─── SUPPLIED DATA
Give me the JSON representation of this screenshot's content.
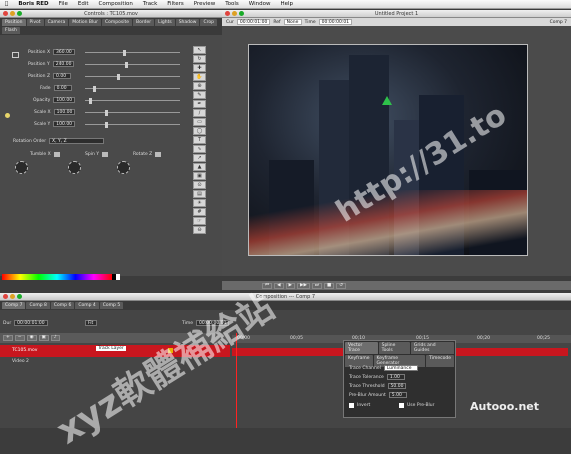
{
  "menubar": {
    "apple": "",
    "app": "Boris RED",
    "items": [
      "File",
      "Edit",
      "Composition",
      "Track",
      "Filters",
      "Preview",
      "Tools",
      "Window",
      "Help"
    ]
  },
  "controls": {
    "title": "Controls : TC105.mov",
    "tabs": [
      "Position",
      "Pivot",
      "Camera",
      "Motion Blur",
      "Composite",
      "Border",
      "Lights",
      "Shadow",
      "Crop",
      "Flash"
    ],
    "params": [
      {
        "label": "Position X",
        "value": "360.00"
      },
      {
        "label": "Position Y",
        "value": "240.00"
      },
      {
        "label": "Position Z",
        "value": "0.00"
      },
      {
        "label": "Fade",
        "value": "0.00"
      },
      {
        "label": "Opacity",
        "value": "100.00"
      },
      {
        "label": "Scale X",
        "value": "100.00"
      },
      {
        "label": "Scale Y",
        "value": "100.00"
      }
    ],
    "rotation_order_label": "Rotation Order",
    "rotation_order": "X, Y, Z",
    "dials": [
      "Tumble X",
      "Spin Y",
      "Rotate Z"
    ]
  },
  "preview": {
    "title": "Untitled Project 1",
    "fields": [
      {
        "label": "Cur",
        "value": "00:00:01:00"
      },
      {
        "label": "Ref",
        "value": "None"
      },
      {
        "label": "Time",
        "value": "00:00:00:01"
      }
    ],
    "right_label": "Comp 7"
  },
  "composition": {
    "title": "Composition --- Comp 7",
    "comp_tabs": [
      "Comp 7",
      "Comp 8",
      "Comp 6",
      "Comp 4",
      "Comp 5"
    ],
    "dur_label": "Dur",
    "dur": "00:00:01:00",
    "fit": "Fit",
    "time_label": "Time",
    "time": "00:00:00:01",
    "tracks": [
      {
        "name": "TC105.mov",
        "tag": "Track Layer",
        "selected": true
      },
      {
        "name": "Video 2",
        "selected": false
      }
    ],
    "ruler": [
      "00;00",
      "00;05",
      "00;10",
      "00;15",
      "00;20",
      "00;25"
    ]
  },
  "popup": {
    "tabs_row1": [
      "Vector Trace",
      "Spline Tools",
      "Grids and Guides"
    ],
    "tabs_row2": [
      "Keyframe",
      "Keyframe Generator",
      "Timecode"
    ],
    "fields": [
      {
        "label": "Trace Channel",
        "value": "Luminance"
      },
      {
        "label": "Trace Tolerance",
        "value": "1.00"
      },
      {
        "label": "Trace Threshold",
        "value": "50.00"
      },
      {
        "label": "Pre-Blur Amount",
        "value": "5.00"
      }
    ],
    "check_invert": "Invert",
    "check_preblur": "Use Pre-Blur"
  },
  "watermark": {
    "url": "http://31.to",
    "site": "xyz軟體補給站",
    "logo": "Autooo.net"
  },
  "colors": {
    "accent": "#c8161e",
    "bg": "#3c3c3c"
  }
}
──────
**WHAT IS BEING ASKED:** Quote the data exactly, leaving every image out of the copy.

**SOLUTION FOR THIS PROBLEM:**
Give me the JSON representation of this screenshot's content.
{
  "menubar": {
    "apple": "",
    "app": "Boris RED",
    "items": [
      "File",
      "Edit",
      "Composition",
      "Track",
      "Filters",
      "Preview",
      "Tools",
      "Window",
      "Help"
    ]
  },
  "controls": {
    "title": "Controls : TC105.mov",
    "tabs": [
      "Position",
      "Pivot",
      "Camera",
      "Motion Blur",
      "Composite",
      "Border",
      "Lights",
      "Shadow",
      "Crop",
      "Flash"
    ],
    "params": [
      {
        "label": "Position X",
        "value": "360.00"
      },
      {
        "label": "Position Y",
        "value": "240.00"
      },
      {
        "label": "Position Z",
        "value": "0.00"
      },
      {
        "label": "Fade",
        "value": "0.00"
      },
      {
        "label": "Opacity",
        "value": "100.00"
      },
      {
        "label": "Scale X",
        "value": "100.00"
      },
      {
        "label": "Scale Y",
        "value": "100.00"
      }
    ],
    "rotation_order_label": "Rotation Order",
    "rotation_order": "X, Y, Z",
    "dials": [
      "Tumble X",
      "Spin Y",
      "Rotate Z"
    ]
  },
  "preview": {
    "title": "Untitled Project 1",
    "fields": [
      {
        "label": "Cur",
        "value": "00:00:01:00"
      },
      {
        "label": "Ref",
        "value": "None"
      },
      {
        "label": "Time",
        "value": "00:00:00:01"
      }
    ],
    "right_label": "Comp 7"
  },
  "composition": {
    "title": "Composition --- Comp 7",
    "comp_tabs": [
      "Comp 7",
      "Comp 8",
      "Comp 6",
      "Comp 4",
      "Comp 5"
    ],
    "dur_label": "Dur",
    "dur": "00:00:01:00",
    "fit": "Fit",
    "time_label": "Time",
    "time": "00:00:00:01",
    "tracks": [
      {
        "name": "TC105.mov",
        "tag": "Track Layer",
        "selected": true
      },
      {
        "name": "Video 2",
        "selected": false
      }
    ],
    "ruler": [
      "00;00",
      "00;05",
      "00;10",
      "00;15",
      "00;20",
      "00;25"
    ]
  },
  "popup": {
    "tabs_row1": [
      "Vector Trace",
      "Spline Tools",
      "Grids and Guides"
    ],
    "tabs_row2": [
      "Keyframe",
      "Keyframe Generator",
      "Timecode"
    ],
    "fields": [
      {
        "label": "Trace Channel",
        "value": "Luminance"
      },
      {
        "label": "Trace Tolerance",
        "value": "1.00"
      },
      {
        "label": "Trace Threshold",
        "value": "50.00"
      },
      {
        "label": "Pre-Blur Amount",
        "value": "5.00"
      }
    ],
    "check_invert": "Invert",
    "check_preblur": "Use Pre-Blur"
  },
  "watermark": {
    "url": "http://31.to",
    "site": "xyz軟體補給站",
    "logo": "Autooo.net"
  },
  "colors": {
    "accent": "#c8161e",
    "bg": "#3c3c3c"
  }
}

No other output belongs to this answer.